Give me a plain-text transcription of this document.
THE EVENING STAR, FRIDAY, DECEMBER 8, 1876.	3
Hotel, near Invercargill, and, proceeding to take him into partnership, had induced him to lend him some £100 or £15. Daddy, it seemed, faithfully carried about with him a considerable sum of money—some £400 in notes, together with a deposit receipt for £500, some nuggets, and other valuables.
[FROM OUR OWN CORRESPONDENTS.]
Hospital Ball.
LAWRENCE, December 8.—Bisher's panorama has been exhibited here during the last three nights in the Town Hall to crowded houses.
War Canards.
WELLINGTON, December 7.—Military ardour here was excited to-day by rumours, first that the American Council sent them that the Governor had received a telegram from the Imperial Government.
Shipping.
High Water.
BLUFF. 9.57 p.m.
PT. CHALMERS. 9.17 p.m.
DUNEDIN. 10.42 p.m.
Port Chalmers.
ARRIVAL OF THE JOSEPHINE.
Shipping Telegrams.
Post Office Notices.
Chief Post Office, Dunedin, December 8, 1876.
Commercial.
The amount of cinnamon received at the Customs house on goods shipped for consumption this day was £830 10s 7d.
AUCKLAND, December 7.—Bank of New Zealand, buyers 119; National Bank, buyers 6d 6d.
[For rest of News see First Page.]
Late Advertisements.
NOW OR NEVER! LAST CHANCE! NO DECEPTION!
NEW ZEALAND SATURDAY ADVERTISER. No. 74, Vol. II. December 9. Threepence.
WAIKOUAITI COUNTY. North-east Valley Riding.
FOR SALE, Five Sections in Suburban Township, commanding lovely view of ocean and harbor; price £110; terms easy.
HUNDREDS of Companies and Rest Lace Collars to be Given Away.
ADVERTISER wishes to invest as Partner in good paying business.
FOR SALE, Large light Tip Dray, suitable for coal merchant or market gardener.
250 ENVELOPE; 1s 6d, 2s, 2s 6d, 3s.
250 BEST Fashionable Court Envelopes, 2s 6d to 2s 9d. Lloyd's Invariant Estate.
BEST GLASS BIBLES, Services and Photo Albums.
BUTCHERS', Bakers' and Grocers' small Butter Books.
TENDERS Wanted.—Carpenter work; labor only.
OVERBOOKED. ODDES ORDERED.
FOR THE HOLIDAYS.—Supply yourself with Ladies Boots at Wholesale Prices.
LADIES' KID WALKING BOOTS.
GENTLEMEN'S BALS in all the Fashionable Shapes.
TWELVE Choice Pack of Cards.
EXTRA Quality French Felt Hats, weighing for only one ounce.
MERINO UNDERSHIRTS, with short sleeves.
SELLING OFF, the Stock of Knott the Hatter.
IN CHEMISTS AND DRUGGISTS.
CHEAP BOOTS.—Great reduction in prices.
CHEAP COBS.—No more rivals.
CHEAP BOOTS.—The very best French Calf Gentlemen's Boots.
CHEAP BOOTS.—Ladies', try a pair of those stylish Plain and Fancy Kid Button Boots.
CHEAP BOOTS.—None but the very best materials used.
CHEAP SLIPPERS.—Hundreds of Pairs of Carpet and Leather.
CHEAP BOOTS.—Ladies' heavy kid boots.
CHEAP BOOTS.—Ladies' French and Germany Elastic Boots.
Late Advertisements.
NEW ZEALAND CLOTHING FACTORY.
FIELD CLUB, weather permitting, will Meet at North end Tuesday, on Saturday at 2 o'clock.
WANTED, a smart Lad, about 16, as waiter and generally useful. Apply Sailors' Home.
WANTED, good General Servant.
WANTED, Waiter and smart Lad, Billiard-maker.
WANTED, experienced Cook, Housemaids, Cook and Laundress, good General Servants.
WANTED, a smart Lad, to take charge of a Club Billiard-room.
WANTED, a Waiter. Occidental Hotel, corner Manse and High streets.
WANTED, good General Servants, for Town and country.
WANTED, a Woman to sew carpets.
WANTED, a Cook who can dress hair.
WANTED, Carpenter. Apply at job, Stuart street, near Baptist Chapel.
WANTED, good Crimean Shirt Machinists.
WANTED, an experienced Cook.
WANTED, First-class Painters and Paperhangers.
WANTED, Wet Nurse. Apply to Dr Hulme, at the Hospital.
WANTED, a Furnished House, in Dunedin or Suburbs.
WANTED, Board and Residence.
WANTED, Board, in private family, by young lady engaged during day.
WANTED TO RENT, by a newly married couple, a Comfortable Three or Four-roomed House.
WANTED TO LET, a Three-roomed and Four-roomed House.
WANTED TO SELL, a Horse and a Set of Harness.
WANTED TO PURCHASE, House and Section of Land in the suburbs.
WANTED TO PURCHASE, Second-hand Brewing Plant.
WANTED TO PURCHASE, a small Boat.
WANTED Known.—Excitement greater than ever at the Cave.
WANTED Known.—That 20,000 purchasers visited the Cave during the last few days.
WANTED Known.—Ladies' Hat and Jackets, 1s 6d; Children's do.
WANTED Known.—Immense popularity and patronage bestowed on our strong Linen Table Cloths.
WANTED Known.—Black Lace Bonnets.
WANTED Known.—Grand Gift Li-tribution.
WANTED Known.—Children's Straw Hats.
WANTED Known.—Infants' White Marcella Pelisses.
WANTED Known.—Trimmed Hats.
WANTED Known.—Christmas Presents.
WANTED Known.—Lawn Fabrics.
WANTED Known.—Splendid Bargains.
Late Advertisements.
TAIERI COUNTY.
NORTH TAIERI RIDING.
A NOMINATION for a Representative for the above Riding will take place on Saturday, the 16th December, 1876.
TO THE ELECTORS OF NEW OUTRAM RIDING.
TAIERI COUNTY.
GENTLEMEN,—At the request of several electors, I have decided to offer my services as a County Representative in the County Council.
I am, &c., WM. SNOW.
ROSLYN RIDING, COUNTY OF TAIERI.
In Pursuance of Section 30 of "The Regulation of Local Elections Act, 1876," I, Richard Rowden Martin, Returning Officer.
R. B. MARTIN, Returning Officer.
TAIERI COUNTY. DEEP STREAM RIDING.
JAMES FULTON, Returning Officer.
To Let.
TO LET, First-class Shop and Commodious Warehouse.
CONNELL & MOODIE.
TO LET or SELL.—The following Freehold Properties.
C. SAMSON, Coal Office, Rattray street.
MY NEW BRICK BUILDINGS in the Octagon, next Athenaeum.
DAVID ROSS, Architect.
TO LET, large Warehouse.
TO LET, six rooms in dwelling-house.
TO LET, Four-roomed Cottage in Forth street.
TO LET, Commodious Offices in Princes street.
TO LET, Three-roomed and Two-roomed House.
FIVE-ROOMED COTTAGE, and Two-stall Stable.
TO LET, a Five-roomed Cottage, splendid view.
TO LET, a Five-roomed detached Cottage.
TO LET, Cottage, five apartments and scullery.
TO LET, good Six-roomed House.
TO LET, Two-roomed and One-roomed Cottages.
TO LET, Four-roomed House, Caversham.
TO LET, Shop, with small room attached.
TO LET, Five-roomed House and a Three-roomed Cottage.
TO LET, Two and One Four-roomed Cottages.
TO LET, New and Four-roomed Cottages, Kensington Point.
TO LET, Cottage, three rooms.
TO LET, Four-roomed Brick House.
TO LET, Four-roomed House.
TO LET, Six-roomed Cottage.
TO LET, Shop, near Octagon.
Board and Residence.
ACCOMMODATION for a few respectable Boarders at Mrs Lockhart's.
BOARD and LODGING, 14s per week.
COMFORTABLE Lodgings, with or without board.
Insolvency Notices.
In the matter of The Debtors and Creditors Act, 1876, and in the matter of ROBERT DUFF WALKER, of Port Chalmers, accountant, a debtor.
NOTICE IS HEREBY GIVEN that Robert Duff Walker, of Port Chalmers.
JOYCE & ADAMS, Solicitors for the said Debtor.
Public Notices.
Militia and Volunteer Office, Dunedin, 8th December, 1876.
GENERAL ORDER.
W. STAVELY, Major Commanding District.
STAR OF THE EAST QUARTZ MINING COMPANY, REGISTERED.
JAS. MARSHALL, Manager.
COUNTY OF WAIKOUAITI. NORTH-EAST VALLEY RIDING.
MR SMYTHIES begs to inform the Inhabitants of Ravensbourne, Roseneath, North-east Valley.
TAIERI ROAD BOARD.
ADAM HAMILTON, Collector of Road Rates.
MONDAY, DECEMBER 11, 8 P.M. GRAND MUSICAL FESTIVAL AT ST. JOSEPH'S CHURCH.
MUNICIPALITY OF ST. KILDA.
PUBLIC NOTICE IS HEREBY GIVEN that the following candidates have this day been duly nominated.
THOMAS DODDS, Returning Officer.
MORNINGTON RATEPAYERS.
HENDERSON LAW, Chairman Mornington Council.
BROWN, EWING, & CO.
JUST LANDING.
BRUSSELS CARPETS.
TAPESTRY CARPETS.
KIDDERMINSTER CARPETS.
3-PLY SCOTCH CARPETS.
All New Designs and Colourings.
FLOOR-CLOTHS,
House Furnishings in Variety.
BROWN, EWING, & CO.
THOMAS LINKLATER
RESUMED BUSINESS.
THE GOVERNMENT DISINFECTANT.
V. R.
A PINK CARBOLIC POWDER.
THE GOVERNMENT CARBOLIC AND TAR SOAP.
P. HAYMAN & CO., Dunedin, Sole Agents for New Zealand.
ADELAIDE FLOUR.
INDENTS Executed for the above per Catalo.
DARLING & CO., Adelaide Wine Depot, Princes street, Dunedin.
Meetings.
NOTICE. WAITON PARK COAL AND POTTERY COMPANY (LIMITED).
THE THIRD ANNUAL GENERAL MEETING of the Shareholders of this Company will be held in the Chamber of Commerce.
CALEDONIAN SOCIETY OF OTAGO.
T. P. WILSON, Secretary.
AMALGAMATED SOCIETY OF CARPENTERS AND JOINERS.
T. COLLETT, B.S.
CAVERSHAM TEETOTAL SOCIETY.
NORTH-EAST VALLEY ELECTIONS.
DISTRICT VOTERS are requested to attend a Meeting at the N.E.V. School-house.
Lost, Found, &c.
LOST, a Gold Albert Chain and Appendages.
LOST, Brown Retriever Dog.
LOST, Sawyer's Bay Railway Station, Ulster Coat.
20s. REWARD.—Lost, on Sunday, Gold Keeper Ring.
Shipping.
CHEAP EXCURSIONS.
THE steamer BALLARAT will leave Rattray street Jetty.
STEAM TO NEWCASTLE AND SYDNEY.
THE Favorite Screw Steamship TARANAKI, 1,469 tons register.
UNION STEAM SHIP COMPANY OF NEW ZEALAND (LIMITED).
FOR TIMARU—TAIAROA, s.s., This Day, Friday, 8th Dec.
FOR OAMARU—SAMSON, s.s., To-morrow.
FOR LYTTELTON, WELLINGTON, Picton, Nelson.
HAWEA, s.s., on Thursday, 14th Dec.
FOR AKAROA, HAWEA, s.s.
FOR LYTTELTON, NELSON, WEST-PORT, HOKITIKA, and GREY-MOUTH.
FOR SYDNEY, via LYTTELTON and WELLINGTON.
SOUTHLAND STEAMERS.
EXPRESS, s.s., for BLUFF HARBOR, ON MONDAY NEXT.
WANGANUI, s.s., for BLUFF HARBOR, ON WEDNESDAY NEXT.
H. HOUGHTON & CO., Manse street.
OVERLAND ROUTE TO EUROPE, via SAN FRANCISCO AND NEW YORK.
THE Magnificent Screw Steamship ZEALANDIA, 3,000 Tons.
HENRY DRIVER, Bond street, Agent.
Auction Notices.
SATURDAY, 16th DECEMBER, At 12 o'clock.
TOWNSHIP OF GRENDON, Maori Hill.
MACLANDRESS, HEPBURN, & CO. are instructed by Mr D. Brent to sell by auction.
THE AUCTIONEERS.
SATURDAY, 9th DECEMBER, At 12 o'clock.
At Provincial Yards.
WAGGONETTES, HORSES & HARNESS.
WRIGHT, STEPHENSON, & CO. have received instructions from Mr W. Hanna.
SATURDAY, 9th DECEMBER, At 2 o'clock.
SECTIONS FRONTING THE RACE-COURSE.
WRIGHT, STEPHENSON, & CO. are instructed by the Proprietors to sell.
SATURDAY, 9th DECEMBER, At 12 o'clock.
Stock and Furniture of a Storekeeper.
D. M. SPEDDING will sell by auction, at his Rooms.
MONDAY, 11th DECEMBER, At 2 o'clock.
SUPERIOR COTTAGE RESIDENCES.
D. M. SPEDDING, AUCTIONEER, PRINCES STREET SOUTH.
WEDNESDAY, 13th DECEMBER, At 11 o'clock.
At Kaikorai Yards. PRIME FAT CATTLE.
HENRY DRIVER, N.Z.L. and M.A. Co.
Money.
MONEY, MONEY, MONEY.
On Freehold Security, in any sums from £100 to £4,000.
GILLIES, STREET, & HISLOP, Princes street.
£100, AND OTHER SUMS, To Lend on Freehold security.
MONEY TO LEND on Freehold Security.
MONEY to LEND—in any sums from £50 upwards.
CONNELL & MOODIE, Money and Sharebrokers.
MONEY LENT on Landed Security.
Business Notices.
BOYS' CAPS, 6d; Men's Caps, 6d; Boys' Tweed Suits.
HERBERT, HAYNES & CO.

-----

For each line of the entries that includes "Known", show that line.

== Completed task ==
WANTED Known.—Excitement greater than ever at the Cave.
WANTED Known.—That 20,000 purchasers visited the Cave during the last few days.
WANTED Known.—Ladies' Hat and Jackets, 1s 6d; Children's do.
WANTED Known.—Immense popularity and patronage bestowed on our strong Linen Table Cloths.
WANTED Known.—Black Lace Bonnets.
WANTED Known.—Grand Gift Li-tribution.
WANTED Known.—Children's Straw Hats.
WANTED Known.—Infants' White Marcella Pelisses.
WANTED Known.—Trimmed Hats.
WANTED Known.—Christmas Presents.
WANTED Known.—Lawn Fabrics.
WANTED Known.—Splendid Bargains.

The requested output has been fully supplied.